:: Description of the task ::
Scan the lines below; pull out those with "серия".

* START Input *

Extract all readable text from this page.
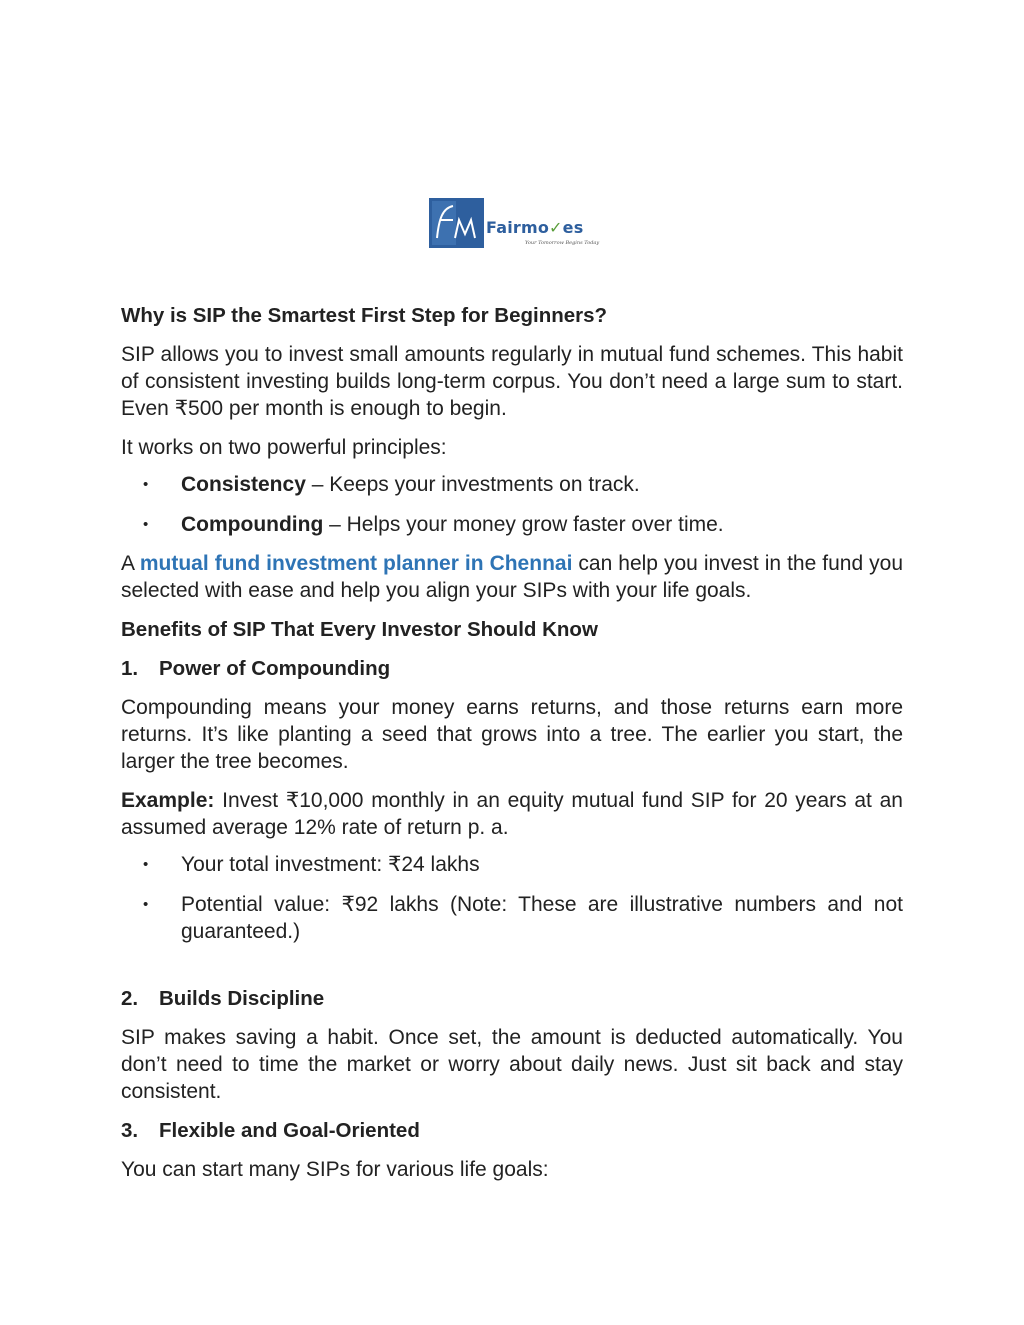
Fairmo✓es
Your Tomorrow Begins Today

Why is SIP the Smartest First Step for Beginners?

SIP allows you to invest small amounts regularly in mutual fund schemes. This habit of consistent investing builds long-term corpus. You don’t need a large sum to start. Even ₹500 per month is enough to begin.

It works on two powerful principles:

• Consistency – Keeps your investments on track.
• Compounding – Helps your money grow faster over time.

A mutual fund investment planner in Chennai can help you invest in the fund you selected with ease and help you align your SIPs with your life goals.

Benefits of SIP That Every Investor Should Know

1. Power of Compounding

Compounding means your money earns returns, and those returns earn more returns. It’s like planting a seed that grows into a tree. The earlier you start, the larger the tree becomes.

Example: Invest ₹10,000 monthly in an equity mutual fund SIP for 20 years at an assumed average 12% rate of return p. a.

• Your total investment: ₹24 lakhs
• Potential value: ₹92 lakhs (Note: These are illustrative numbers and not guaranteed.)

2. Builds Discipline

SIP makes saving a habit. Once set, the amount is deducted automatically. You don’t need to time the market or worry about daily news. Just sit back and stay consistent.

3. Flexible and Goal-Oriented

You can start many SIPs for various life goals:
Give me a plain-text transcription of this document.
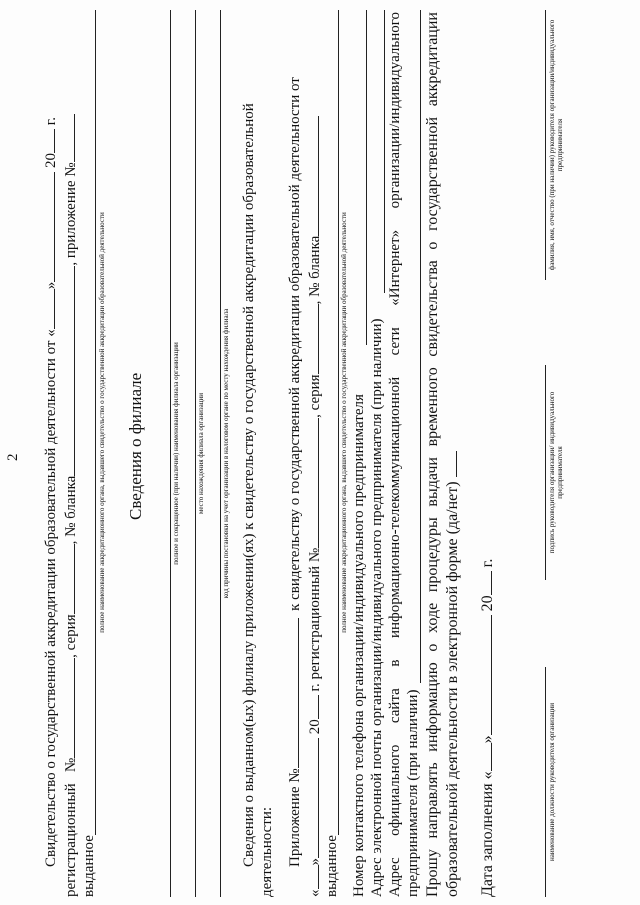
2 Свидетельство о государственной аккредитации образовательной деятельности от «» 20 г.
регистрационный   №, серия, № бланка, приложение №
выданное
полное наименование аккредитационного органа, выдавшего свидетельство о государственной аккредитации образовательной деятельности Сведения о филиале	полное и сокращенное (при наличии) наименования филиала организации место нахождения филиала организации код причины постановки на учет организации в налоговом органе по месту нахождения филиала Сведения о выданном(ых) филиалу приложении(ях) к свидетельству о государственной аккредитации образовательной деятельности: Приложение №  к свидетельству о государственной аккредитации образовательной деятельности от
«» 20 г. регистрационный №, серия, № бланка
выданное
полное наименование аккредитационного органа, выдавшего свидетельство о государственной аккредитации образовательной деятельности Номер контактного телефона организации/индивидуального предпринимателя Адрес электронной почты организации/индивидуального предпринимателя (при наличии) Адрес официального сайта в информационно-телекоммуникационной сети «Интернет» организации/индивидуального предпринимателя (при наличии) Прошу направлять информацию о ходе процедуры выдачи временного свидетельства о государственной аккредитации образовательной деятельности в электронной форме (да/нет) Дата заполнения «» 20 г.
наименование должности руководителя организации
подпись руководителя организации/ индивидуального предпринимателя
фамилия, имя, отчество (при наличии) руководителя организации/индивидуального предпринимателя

* END Input *
* START Input *

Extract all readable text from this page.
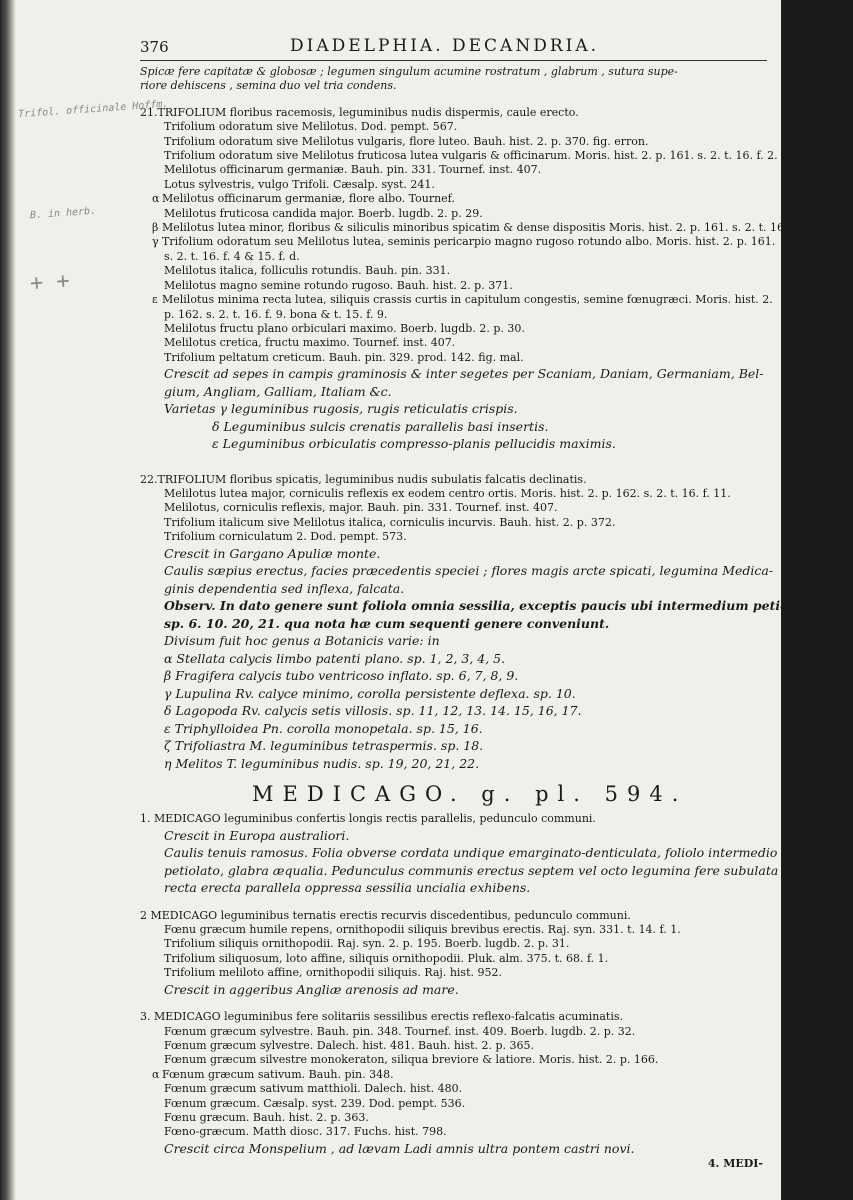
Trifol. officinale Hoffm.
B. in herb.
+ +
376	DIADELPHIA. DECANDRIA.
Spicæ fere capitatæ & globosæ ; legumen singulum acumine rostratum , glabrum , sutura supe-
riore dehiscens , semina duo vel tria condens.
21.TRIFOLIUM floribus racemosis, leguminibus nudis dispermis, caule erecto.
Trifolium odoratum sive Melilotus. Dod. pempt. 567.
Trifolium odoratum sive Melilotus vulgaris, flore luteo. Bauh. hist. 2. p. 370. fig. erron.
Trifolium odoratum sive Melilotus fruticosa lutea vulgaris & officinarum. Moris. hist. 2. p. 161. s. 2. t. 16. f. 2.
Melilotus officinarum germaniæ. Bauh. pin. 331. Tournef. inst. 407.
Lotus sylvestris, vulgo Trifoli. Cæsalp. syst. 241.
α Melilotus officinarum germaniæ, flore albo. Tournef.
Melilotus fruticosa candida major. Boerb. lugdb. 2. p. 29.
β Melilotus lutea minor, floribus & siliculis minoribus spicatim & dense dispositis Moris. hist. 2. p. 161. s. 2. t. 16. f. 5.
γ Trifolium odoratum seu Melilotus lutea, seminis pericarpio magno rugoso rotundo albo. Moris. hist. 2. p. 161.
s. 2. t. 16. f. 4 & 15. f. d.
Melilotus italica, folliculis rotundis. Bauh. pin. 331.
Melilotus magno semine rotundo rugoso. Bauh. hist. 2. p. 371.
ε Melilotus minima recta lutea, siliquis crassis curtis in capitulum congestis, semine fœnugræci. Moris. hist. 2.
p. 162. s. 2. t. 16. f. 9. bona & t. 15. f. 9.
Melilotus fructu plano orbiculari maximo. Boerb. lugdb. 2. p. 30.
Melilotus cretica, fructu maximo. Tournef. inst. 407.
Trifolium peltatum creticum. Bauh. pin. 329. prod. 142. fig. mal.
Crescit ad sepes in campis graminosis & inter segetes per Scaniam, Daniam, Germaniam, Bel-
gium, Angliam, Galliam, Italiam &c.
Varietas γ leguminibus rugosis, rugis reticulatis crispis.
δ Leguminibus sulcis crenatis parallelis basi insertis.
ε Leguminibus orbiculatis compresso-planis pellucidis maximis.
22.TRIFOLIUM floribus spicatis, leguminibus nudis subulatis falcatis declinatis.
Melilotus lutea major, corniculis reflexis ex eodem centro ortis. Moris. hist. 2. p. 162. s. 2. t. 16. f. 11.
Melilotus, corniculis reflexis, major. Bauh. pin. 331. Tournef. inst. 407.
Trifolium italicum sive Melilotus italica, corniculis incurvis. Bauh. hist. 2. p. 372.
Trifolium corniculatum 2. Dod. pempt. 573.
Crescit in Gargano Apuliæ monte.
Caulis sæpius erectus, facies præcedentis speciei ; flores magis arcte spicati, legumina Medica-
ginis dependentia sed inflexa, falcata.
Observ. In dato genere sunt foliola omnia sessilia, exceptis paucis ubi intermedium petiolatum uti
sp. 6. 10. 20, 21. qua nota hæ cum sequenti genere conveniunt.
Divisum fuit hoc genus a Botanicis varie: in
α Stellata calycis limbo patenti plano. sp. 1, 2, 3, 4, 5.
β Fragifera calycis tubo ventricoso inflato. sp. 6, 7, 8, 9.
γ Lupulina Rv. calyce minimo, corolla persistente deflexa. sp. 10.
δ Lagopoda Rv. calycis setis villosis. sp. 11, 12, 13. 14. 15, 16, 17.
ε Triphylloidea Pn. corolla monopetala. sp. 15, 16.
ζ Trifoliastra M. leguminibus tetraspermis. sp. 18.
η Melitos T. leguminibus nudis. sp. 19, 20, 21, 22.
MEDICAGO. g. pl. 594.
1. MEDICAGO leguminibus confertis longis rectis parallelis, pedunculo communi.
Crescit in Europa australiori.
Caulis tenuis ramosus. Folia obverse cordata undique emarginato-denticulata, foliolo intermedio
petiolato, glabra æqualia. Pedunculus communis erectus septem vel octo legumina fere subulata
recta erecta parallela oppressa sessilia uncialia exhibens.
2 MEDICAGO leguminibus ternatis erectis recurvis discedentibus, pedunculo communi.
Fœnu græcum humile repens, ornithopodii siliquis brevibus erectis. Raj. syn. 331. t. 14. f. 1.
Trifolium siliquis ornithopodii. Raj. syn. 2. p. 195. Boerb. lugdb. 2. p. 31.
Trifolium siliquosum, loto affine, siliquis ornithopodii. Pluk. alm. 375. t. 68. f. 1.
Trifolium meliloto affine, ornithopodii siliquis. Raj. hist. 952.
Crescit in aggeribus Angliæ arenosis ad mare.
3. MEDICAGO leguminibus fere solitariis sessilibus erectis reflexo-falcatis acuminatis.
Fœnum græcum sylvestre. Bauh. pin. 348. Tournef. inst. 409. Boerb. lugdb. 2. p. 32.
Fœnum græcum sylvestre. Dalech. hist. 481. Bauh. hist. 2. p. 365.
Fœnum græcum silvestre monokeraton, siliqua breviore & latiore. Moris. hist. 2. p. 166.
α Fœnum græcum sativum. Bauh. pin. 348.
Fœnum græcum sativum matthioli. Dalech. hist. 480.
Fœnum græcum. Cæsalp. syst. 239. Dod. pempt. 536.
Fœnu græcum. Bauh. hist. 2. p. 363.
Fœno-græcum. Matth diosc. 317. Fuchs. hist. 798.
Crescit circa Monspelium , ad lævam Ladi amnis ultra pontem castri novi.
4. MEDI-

* END Input *

:: Final result ::
регистрационный   №, серия, № бланка, приложение №
«» 20 г. регистрационный №, серия, № бланка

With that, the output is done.